### [SHORT EXERCISE]
Go through the data below. Pull out every line that has the word "text".

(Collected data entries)
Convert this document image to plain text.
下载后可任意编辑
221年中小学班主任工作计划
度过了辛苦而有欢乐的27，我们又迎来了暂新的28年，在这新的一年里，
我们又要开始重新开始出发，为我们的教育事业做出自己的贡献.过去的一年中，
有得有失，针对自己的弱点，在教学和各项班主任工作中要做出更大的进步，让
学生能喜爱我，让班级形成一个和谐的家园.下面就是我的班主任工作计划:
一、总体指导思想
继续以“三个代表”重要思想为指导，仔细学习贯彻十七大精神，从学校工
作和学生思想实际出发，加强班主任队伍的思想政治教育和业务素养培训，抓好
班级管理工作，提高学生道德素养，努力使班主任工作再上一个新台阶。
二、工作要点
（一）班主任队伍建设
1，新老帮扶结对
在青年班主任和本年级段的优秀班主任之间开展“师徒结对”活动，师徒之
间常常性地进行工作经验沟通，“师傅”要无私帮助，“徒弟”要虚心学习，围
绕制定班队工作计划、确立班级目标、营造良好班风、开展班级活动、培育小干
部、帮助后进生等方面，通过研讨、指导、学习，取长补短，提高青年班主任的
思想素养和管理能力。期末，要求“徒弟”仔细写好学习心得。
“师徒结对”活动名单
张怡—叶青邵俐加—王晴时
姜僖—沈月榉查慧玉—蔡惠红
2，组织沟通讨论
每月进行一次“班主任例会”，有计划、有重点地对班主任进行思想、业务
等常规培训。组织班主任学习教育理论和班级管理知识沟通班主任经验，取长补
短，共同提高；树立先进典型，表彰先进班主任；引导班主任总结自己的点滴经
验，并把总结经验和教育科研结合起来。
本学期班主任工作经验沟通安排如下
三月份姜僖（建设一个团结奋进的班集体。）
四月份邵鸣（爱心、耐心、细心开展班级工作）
==
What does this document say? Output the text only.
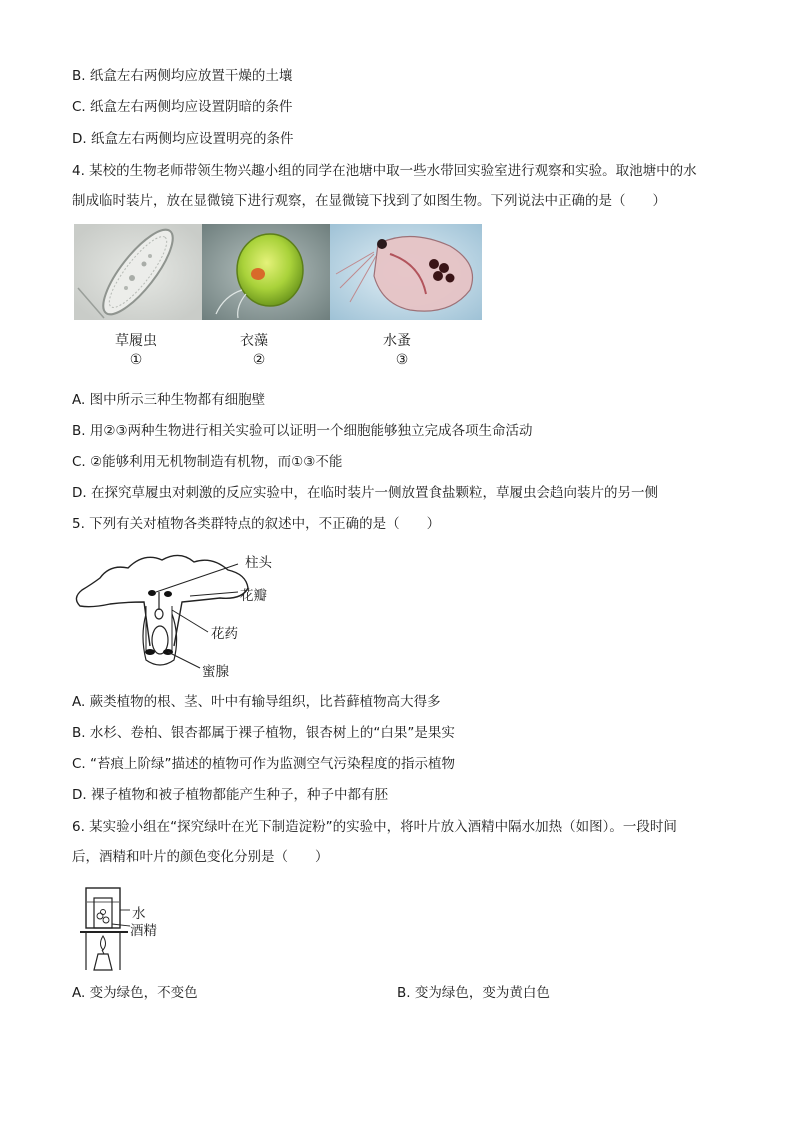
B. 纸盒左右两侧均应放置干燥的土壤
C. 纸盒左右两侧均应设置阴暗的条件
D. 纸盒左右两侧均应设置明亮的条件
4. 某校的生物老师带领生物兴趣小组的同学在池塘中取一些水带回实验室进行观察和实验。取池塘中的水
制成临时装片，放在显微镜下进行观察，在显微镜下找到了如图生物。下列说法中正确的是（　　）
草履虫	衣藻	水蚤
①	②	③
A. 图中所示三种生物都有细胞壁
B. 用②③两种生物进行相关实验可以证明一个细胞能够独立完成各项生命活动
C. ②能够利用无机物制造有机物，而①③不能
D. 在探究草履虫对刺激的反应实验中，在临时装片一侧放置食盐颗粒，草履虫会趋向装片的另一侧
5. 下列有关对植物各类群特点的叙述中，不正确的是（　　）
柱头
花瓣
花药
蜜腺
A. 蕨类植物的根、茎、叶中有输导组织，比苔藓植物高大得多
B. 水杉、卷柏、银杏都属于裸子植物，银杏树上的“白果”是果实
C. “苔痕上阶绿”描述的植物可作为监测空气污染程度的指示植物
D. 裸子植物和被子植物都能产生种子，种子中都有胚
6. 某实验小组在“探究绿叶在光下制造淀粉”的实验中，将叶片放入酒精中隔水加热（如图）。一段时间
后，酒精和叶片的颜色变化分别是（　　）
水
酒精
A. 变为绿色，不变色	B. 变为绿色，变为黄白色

### [RESPONSE TO THE EXERCISE]
Convert this document image to plain text.
What does this document say? Output the text only.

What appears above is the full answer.